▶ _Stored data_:
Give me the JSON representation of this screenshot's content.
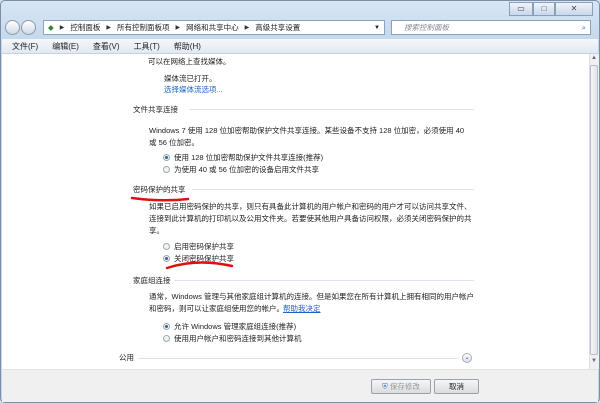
{
  "window": {
    "controls": [
      "minimize",
      "maximize",
      "close"
    ]
  },
  "address": {
    "crumbs": [
      "控制面板",
      "所有控制面板项",
      "网络和共享中心",
      "高级共享设置"
    ],
    "search_placeholder": "搜索控制面板"
  },
  "menu": [
    "文件(F)",
    "编辑(E)",
    "查看(V)",
    "工具(T)",
    "帮助(H)"
  ],
  "media": {
    "line1": "可以在网络上查找媒体。",
    "status": "媒体流已打开。",
    "link": "选择媒体流选项..."
  },
  "file_sharing": {
    "title": "文件共享连接",
    "desc1": "Windows 7 使用 128 位加密帮助保护文件共享连接。某些设备不支持 128 位加密，必须使用 40",
    "desc2": "或 56 位加密。",
    "options": [
      {
        "label": "使用 128 位加密帮助保护文件共享连接(推荐)",
        "selected": true
      },
      {
        "label": "为使用 40 或 56 位加密的设备启用文件共享",
        "selected": false
      }
    ]
  },
  "password": {
    "title": "密码保护的共享",
    "desc1": "如果已启用密码保护的共享，则只有具备此计算机的用户帐户和密码的用户才可以访问共享文件、",
    "desc2": "连接到此计算机的打印机以及公用文件夹。若要使其他用户具备访问权限，必须关闭密码保护的共",
    "desc3": "享。",
    "options": [
      {
        "label": "启用密码保护共享",
        "selected": false
      },
      {
        "label": "关闭密码保护共享",
        "selected": true
      }
    ]
  },
  "homegroup": {
    "title": "家庭组连接",
    "desc1": "通常，Windows 管理与其他家庭组计算机的连接。但是如果您在所有计算机上拥有相同的用户帐户",
    "desc2": "和密码，则可以让家庭组使用您的帐户。",
    "link": "帮助我决定",
    "options": [
      {
        "label": "允许 Windows 管理家庭组连接(推荐)",
        "selected": true
      },
      {
        "label": "使用用户帐户和密码连接到其他计算机",
        "selected": false
      }
    ]
  },
  "public": {
    "title": "公用"
  },
  "footer": {
    "save": "保存修改",
    "cancel": "取消"
  },
  "annotation_color": "#e01010"
}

▶ _Aim_: Print the whole listing above once more, word for word, without its pictures.

▶ _The response_:
Give me the JSON representation of this screenshot's content.
{
  "window": {
    "controls": [
      "minimize",
      "maximize",
      "close"
    ]
  },
  "address": {
    "crumbs": [
      "控制面板",
      "所有控制面板项",
      "网络和共享中心",
      "高级共享设置"
    ],
    "search_placeholder": "搜索控制面板"
  },
  "menu": [
    "文件(F)",
    "编辑(E)",
    "查看(V)",
    "工具(T)",
    "帮助(H)"
  ],
  "media": {
    "line1": "可以在网络上查找媒体。",
    "status": "媒体流已打开。",
    "link": "选择媒体流选项..."
  },
  "file_sharing": {
    "title": "文件共享连接",
    "desc1": "Windows 7 使用 128 位加密帮助保护文件共享连接。某些设备不支持 128 位加密，必须使用 40",
    "desc2": "或 56 位加密。",
    "options": [
      {
        "label": "使用 128 位加密帮助保护文件共享连接(推荐)",
        "selected": true
      },
      {
        "label": "为使用 40 或 56 位加密的设备启用文件共享",
        "selected": false
      }
    ]
  },
  "password": {
    "title": "密码保护的共享",
    "desc1": "如果已启用密码保护的共享，则只有具备此计算机的用户帐户和密码的用户才可以访问共享文件、",
    "desc2": "连接到此计算机的打印机以及公用文件夹。若要使其他用户具备访问权限，必须关闭密码保护的共",
    "desc3": "享。",
    "options": [
      {
        "label": "启用密码保护共享",
        "selected": false
      },
      {
        "label": "关闭密码保护共享",
        "selected": true
      }
    ]
  },
  "homegroup": {
    "title": "家庭组连接",
    "desc1": "通常，Windows 管理与其他家庭组计算机的连接。但是如果您在所有计算机上拥有相同的用户帐户",
    "desc2": "和密码，则可以让家庭组使用您的帐户。",
    "link": "帮助我决定",
    "options": [
      {
        "label": "允许 Windows 管理家庭组连接(推荐)",
        "selected": true
      },
      {
        "label": "使用用户帐户和密码连接到其他计算机",
        "selected": false
      }
    ]
  },
  "public": {
    "title": "公用"
  },
  "footer": {
    "save": "保存修改",
    "cancel": "取消"
  },
  "annotation_color": "#e01010"
}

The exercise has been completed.